◆ **PROBLEM REQUIREMENTS**
Go through the material and pull out every line with the string "JSON" in it.

◆ **GIVEN DATA**
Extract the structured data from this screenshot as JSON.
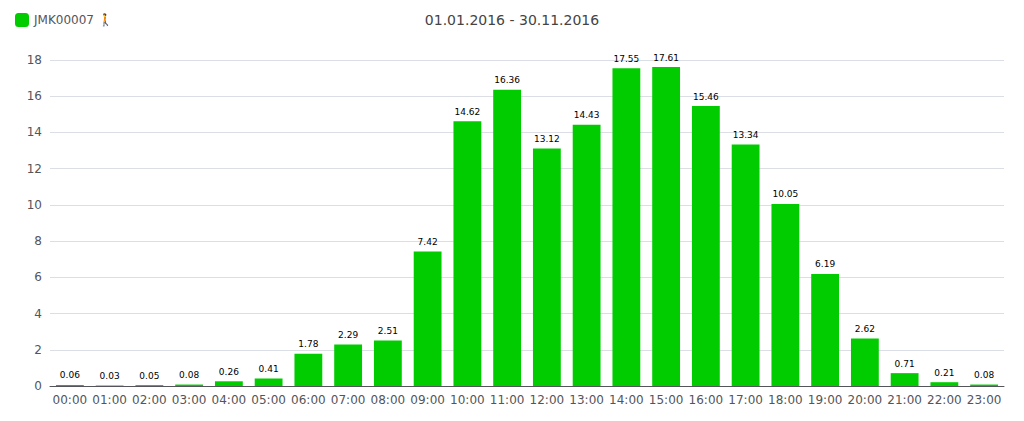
{
  "chart_data": {
    "type": "bar",
    "title": "01.01.2016 - 30.11.2016",
    "series": [
      {
        "name": "JMK00007 🚶",
        "color": "#00cc00",
        "values": [
          0.06,
          0.03,
          0.05,
          0.08,
          0.26,
          0.41,
          1.78,
          2.29,
          2.51,
          7.42,
          14.62,
          16.36,
          13.12,
          14.43,
          17.55,
          17.61,
          15.46,
          13.34,
          10.05,
          6.19,
          2.62,
          0.71,
          0.21,
          0.08
        ]
      }
    ],
    "categories": [
      "00:00",
      "01:00",
      "02:00",
      "03:00",
      "04:00",
      "05:00",
      "06:00",
      "07:00",
      "08:00",
      "09:00",
      "10:00",
      "11:00",
      "12:00",
      "13:00",
      "14:00",
      "15:00",
      "16:00",
      "17:00",
      "18:00",
      "19:00",
      "20:00",
      "21:00",
      "22:00",
      "23:00"
    ],
    "ylim": [
      0,
      18
    ],
    "yticks": [
      0,
      2,
      4,
      6,
      8,
      10,
      12,
      14,
      16,
      18
    ],
    "grid": true,
    "legend": "upper left",
    "data_labels": true
  }
}
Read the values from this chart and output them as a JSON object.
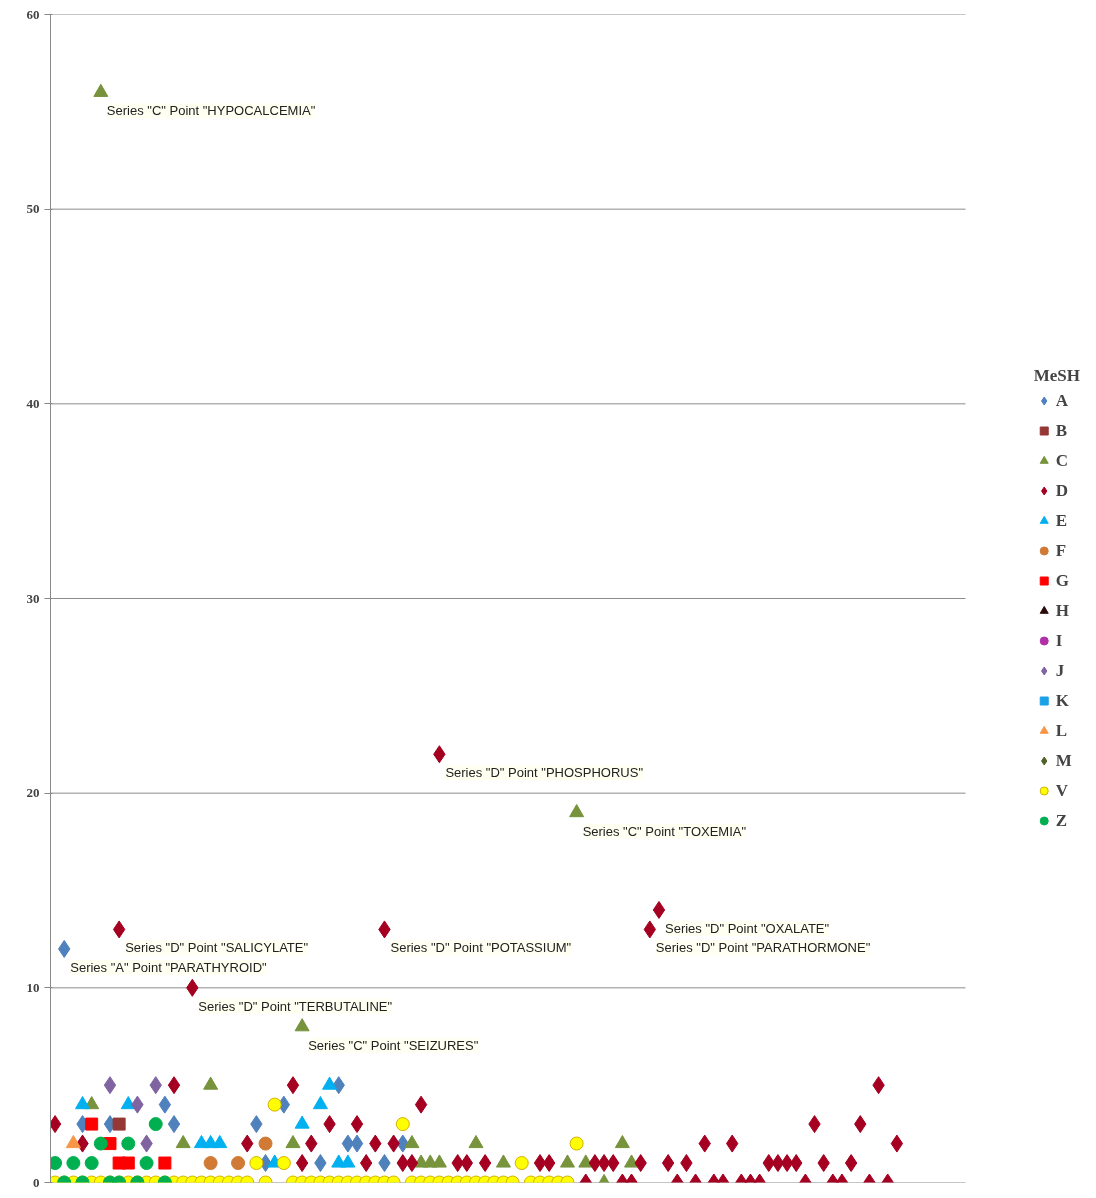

◆ **ANSWER TO THIS TASK**
Extract the structured data from this screenshot as JSON.
Read the values from this chart and output them as a JSON object.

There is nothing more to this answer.